▸ **Given records**:
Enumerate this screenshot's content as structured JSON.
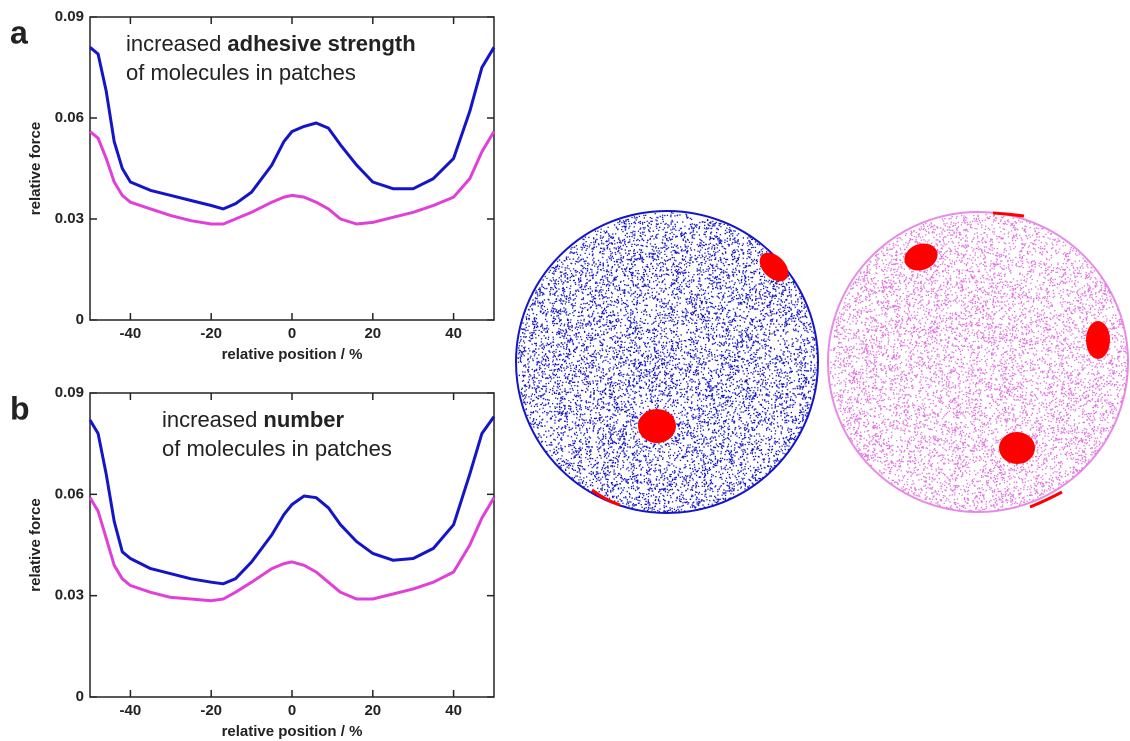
{
  "chart_data": [
    {
      "type": "line",
      "panel_label": "a",
      "annotation": {
        "text": "increased",
        "bold": "adhesive strength",
        "line2": "of molecules in patches"
      },
      "xlabel": "relative position / %",
      "ylabel": "relative force",
      "x": [
        -50,
        -48,
        -46,
        -44,
        -42,
        -40,
        -35,
        -30,
        -25,
        -20,
        -17,
        -14,
        -10,
        -5,
        -2,
        0,
        3,
        6,
        9,
        12,
        16,
        20,
        25,
        30,
        35,
        40,
        44,
        47,
        50
      ],
      "series": [
        {
          "color": "#1414c8",
          "values": [
            0.081,
            0.079,
            0.068,
            0.053,
            0.045,
            0.041,
            0.0385,
            0.037,
            0.0355,
            0.034,
            0.033,
            0.0345,
            0.038,
            0.046,
            0.053,
            0.056,
            0.0575,
            0.0585,
            0.057,
            0.052,
            0.046,
            0.041,
            0.039,
            0.039,
            0.042,
            0.048,
            0.062,
            0.075,
            0.081
          ]
        },
        {
          "color": "#e040d8",
          "values": [
            0.056,
            0.054,
            0.048,
            0.041,
            0.037,
            0.035,
            0.033,
            0.031,
            0.0295,
            0.0285,
            0.0285,
            0.03,
            0.032,
            0.035,
            0.0365,
            0.037,
            0.0365,
            0.035,
            0.033,
            0.03,
            0.0285,
            0.029,
            0.0305,
            0.032,
            0.034,
            0.0365,
            0.042,
            0.05,
            0.056
          ]
        }
      ],
      "xlim": [
        -50,
        50
      ],
      "xticks": [
        -40,
        -20,
        0,
        20,
        40
      ],
      "ylim": [
        0,
        0.09
      ],
      "yticks": [
        0,
        0.03,
        0.06,
        0.09
      ]
    },
    {
      "type": "line",
      "panel_label": "b",
      "annotation": {
        "text": "increased",
        "bold": "number",
        "line2": "of molecules in patches"
      },
      "xlabel": "relative position / %",
      "ylabel": "relative force",
      "x": [
        -50,
        -48,
        -46,
        -44,
        -42,
        -40,
        -35,
        -30,
        -25,
        -20,
        -17,
        -14,
        -10,
        -5,
        -2,
        0,
        3,
        6,
        9,
        12,
        16,
        20,
        25,
        30,
        35,
        40,
        44,
        47,
        50
      ],
      "series": [
        {
          "color": "#1414c8",
          "values": [
            0.082,
            0.078,
            0.066,
            0.052,
            0.043,
            0.041,
            0.038,
            0.0365,
            0.035,
            0.034,
            0.0335,
            0.035,
            0.04,
            0.048,
            0.054,
            0.057,
            0.0595,
            0.059,
            0.056,
            0.051,
            0.046,
            0.0425,
            0.0405,
            0.041,
            0.044,
            0.051,
            0.066,
            0.078,
            0.083
          ]
        },
        {
          "color": "#e040d8",
          "values": [
            0.059,
            0.055,
            0.047,
            0.039,
            0.035,
            0.033,
            0.031,
            0.0295,
            0.029,
            0.0285,
            0.029,
            0.031,
            0.034,
            0.038,
            0.0395,
            0.04,
            0.039,
            0.037,
            0.034,
            0.031,
            0.029,
            0.029,
            0.0305,
            0.032,
            0.034,
            0.037,
            0.045,
            0.053,
            0.059
          ]
        }
      ],
      "xlim": [
        -50,
        50
      ],
      "xticks": [
        -40,
        -20,
        0,
        20,
        40
      ],
      "ylim": [
        0,
        0.09
      ],
      "yticks": [
        0,
        0.03,
        0.06,
        0.09
      ]
    }
  ]
}
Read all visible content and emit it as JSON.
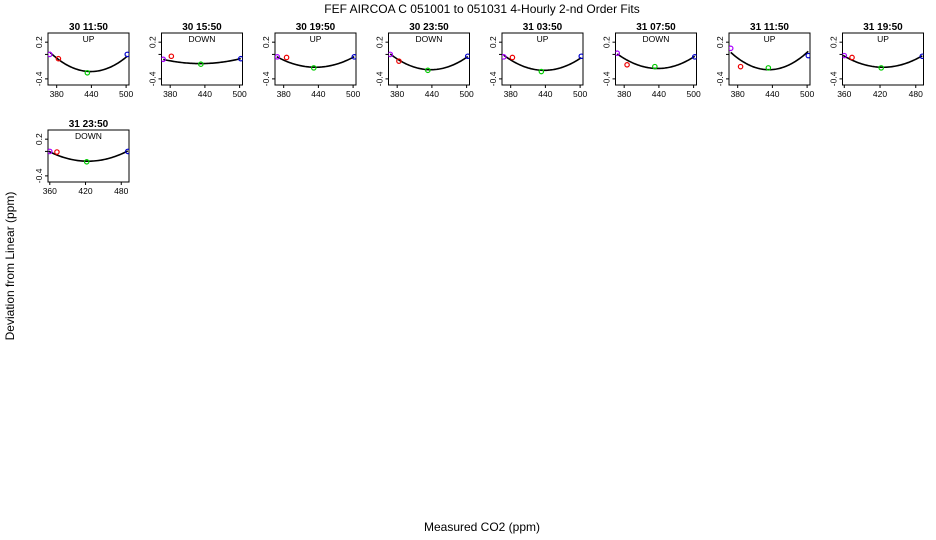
{
  "figure": {
    "title": "FEF   AIRCOA C   051001 to 051031   4-Hourly 2-nd Order Fits",
    "xlabel": "Measured CO2 (ppm)",
    "ylabel": "Deviation from Linear (ppm)"
  },
  "colors": {
    "curve": "#000000",
    "standards": [
      "#aa00ff",
      "#ee0000",
      "#00cc00",
      "#0000cc"
    ]
  },
  "chart_data": [
    {
      "type": "scatter",
      "title": "30 11:50",
      "subtitle": "UP",
      "xlim": [
        365,
        505
      ],
      "ylim": [
        -0.5,
        0.35
      ],
      "xticks": [
        380,
        440,
        500
      ],
      "yticks": [
        0.2,
        0.0,
        -0.4
      ],
      "yticklabels": [
        "0.2",
        "",
        "-0.4"
      ],
      "points": {
        "x": [
          368,
          383,
          433,
          502
        ],
        "y": [
          0.0,
          -0.07,
          -0.3,
          0.0
        ]
      },
      "fit": {
        "xmin": 368,
        "xmax": 502,
        "vertex_x": 439,
        "vertex_y": -0.28
      }
    },
    {
      "type": "scatter",
      "title": "30 15:50",
      "subtitle": "DOWN",
      "xlim": [
        365,
        505
      ],
      "ylim": [
        -0.5,
        0.35
      ],
      "xticks": [
        380,
        440,
        500
      ],
      "yticks": [
        0.2,
        0.0,
        -0.4
      ],
      "yticklabels": [
        "0.2",
        "",
        "-0.4"
      ],
      "points": {
        "x": [
          368,
          382,
          433,
          502
        ],
        "y": [
          -0.08,
          -0.03,
          -0.16,
          -0.07
        ]
      },
      "fit": {
        "xmin": 368,
        "xmax": 502,
        "vertex_x": 432,
        "vertex_y": -0.15
      }
    },
    {
      "type": "scatter",
      "title": "30 19:50",
      "subtitle": "UP",
      "xlim": [
        365,
        505
      ],
      "ylim": [
        -0.5,
        0.35
      ],
      "xticks": [
        380,
        440,
        500
      ],
      "yticks": [
        0.2,
        0.0,
        -0.4
      ],
      "yticklabels": [
        "0.2",
        "",
        "-0.4"
      ],
      "points": {
        "x": [
          369,
          385,
          432,
          502
        ],
        "y": [
          -0.04,
          -0.05,
          -0.22,
          -0.04
        ]
      },
      "fit": {
        "xmin": 368,
        "xmax": 502,
        "vertex_x": 435,
        "vertex_y": -0.21
      }
    },
    {
      "type": "scatter",
      "title": "30 23:50",
      "subtitle": "DOWN",
      "xlim": [
        365,
        505
      ],
      "ylim": [
        -0.5,
        0.35
      ],
      "xticks": [
        380,
        440,
        500
      ],
      "yticks": [
        0.2,
        0.0,
        -0.4
      ],
      "yticklabels": [
        "0.2",
        "",
        "-0.4"
      ],
      "points": {
        "x": [
          368,
          383,
          433,
          502
        ],
        "y": [
          0.0,
          -0.11,
          -0.26,
          -0.03
        ]
      },
      "fit": {
        "xmin": 368,
        "xmax": 502,
        "vertex_x": 438,
        "vertex_y": -0.25
      }
    },
    {
      "type": "scatter",
      "title": "31 03:50",
      "subtitle": "UP",
      "xlim": [
        365,
        505
      ],
      "ylim": [
        -0.5,
        0.35
      ],
      "xticks": [
        380,
        440,
        500
      ],
      "yticks": [
        0.2,
        0.0,
        -0.4
      ],
      "yticklabels": [
        "0.2",
        "",
        "-0.4"
      ],
      "points": {
        "x": [
          368,
          383,
          433,
          502
        ],
        "y": [
          -0.04,
          -0.05,
          -0.28,
          -0.03
        ]
      },
      "fit": {
        "xmin": 368,
        "xmax": 502,
        "vertex_x": 438,
        "vertex_y": -0.26
      }
    },
    {
      "type": "scatter",
      "title": "31 07:50",
      "subtitle": "DOWN",
      "xlim": [
        365,
        505
      ],
      "ylim": [
        -0.5,
        0.35
      ],
      "xticks": [
        380,
        440,
        500
      ],
      "yticks": [
        0.2,
        0.0,
        -0.4
      ],
      "yticklabels": [
        "0.2",
        "",
        "-0.4"
      ],
      "points": {
        "x": [
          368,
          385,
          433,
          502
        ],
        "y": [
          0.02,
          -0.17,
          -0.2,
          -0.04
        ]
      },
      "fit": {
        "xmin": 368,
        "xmax": 502,
        "vertex_x": 438,
        "vertex_y": -0.23
      }
    },
    {
      "type": "scatter",
      "title": "31 11:50",
      "subtitle": "UP",
      "xlim": [
        365,
        505
      ],
      "ylim": [
        -0.5,
        0.35
      ],
      "xticks": [
        380,
        440,
        500
      ],
      "yticks": [
        0.2,
        0.0,
        -0.4
      ],
      "yticklabels": [
        "0.2",
        "",
        "-0.4"
      ],
      "points": {
        "x": [
          368,
          385,
          433,
          502
        ],
        "y": [
          0.1,
          -0.2,
          -0.22,
          -0.02
        ]
      },
      "fit": {
        "xmin": 368,
        "xmax": 502,
        "vertex_x": 434,
        "vertex_y": -0.25
      }
    },
    {
      "type": "scatter",
      "title": "31 19:50",
      "subtitle": "UP",
      "xlim": [
        357,
        493
      ],
      "ylim": [
        -0.5,
        0.35
      ],
      "xticks": [
        360,
        420,
        480
      ],
      "yticks": [
        0.2,
        0.0,
        -0.4
      ],
      "yticklabels": [
        "0.2",
        "",
        "-0.4"
      ],
      "points": {
        "x": [
          360,
          373,
          422,
          491
        ],
        "y": [
          -0.02,
          -0.05,
          -0.22,
          -0.03
        ]
      },
      "fit": {
        "xmin": 358,
        "xmax": 491,
        "vertex_x": 425,
        "vertex_y": -0.21
      }
    },
    {
      "type": "scatter",
      "title": "31 23:50",
      "subtitle": "DOWN",
      "xlim": [
        357,
        493
      ],
      "ylim": [
        -0.5,
        0.35
      ],
      "xticks": [
        360,
        420,
        480
      ],
      "yticks": [
        0.2,
        0.0,
        -0.4
      ],
      "yticklabels": [
        "0.2",
        "",
        "-0.4"
      ],
      "points": {
        "x": [
          360,
          372,
          422,
          491
        ],
        "y": [
          0.0,
          -0.01,
          -0.17,
          0.0
        ]
      },
      "fit": {
        "xmin": 358,
        "xmax": 491,
        "vertex_x": 424,
        "vertex_y": -0.16
      }
    }
  ]
}
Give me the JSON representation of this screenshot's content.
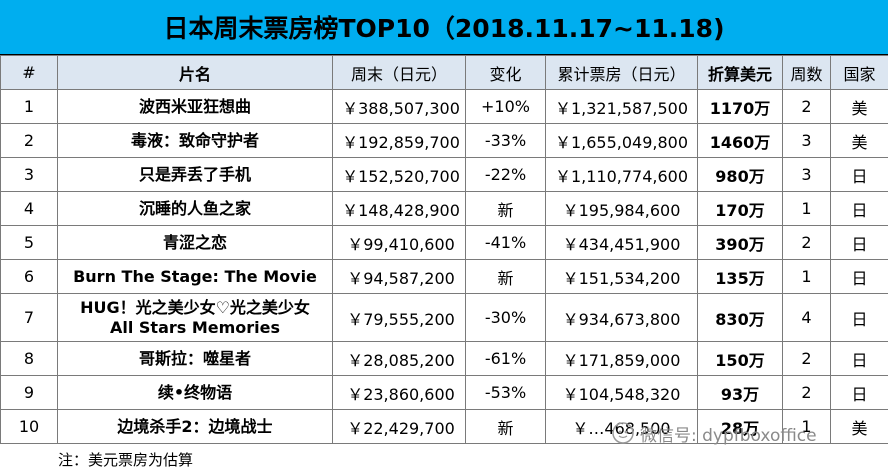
{
  "title": "日本周末票房榜TOP10（2018.11.17~11.18)",
  "headers": {
    "rank": "#",
    "name": "片名",
    "weekend": "周末（日元）",
    "change": "变化",
    "total": "累计票房（日元）",
    "usd": "折算美元",
    "weeks": "周数",
    "country": "国家"
  },
  "rows": [
    {
      "rank": "1",
      "name": "波西米亚狂想曲",
      "weekend": "￥388,507,300",
      "change": "+10%",
      "total": "￥1,321,587,500",
      "usd": "1170万",
      "weeks": "2",
      "country": "美"
    },
    {
      "rank": "2",
      "name": "毒液：致命守护者",
      "weekend": "￥192,859,700",
      "change": "-33%",
      "total": "￥1,655,049,800",
      "usd": "1460万",
      "weeks": "3",
      "country": "美"
    },
    {
      "rank": "3",
      "name": "只是弄丢了手机",
      "weekend": "￥152,520,700",
      "change": "-22%",
      "total": "￥1,110,774,600",
      "usd": "980万",
      "weeks": "3",
      "country": "日"
    },
    {
      "rank": "4",
      "name": "沉睡的人鱼之家",
      "weekend": "￥148,428,900",
      "change": "新",
      "total": "￥195,984,600",
      "usd": "170万",
      "weeks": "1",
      "country": "日"
    },
    {
      "rank": "5",
      "name": "青涩之恋",
      "weekend": "￥99,410,600",
      "change": "-41%",
      "total": "￥434,451,900",
      "usd": "390万",
      "weeks": "2",
      "country": "日"
    },
    {
      "rank": "6",
      "name": "Burn The Stage: The Movie",
      "weekend": "￥94,587,200",
      "change": "新",
      "total": "￥151,534,200",
      "usd": "135万",
      "weeks": "1",
      "country": "日"
    },
    {
      "rank": "7",
      "name_line1": "HUG！光之美少女♡光之美少女",
      "name_line2": "All Stars Memories",
      "weekend": "￥79,555,200",
      "change": "-30%",
      "total": "￥934,673,800",
      "usd": "830万",
      "weeks": "4",
      "country": "日"
    },
    {
      "rank": "8",
      "name": "哥斯拉：噬星者",
      "weekend": "￥28,085,200",
      "change": "-61%",
      "total": "￥171,859,000",
      "usd": "150万",
      "weeks": "2",
      "country": "日"
    },
    {
      "rank": "9",
      "name": "续•终物语",
      "weekend": "￥23,860,600",
      "change": "-53%",
      "total": "￥104,548,320",
      "usd": "93万",
      "weeks": "2",
      "country": "日"
    },
    {
      "rank": "10",
      "name": "边境杀手2：边境战士",
      "weekend": "￥22,429,700",
      "change": "新",
      "total": "￥…468,500",
      "usd": "28万",
      "weeks": "1",
      "country": "美"
    }
  ],
  "footnote": "注：美元票房为估算",
  "watermark": "微信号: dypfboxoffice"
}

▸ **Work to complete**: Whichever lines contain the string "bold", select and copy them.

▸ **Result for this exercise**:
        "bold": "adhesive strength",
        "bold": "number",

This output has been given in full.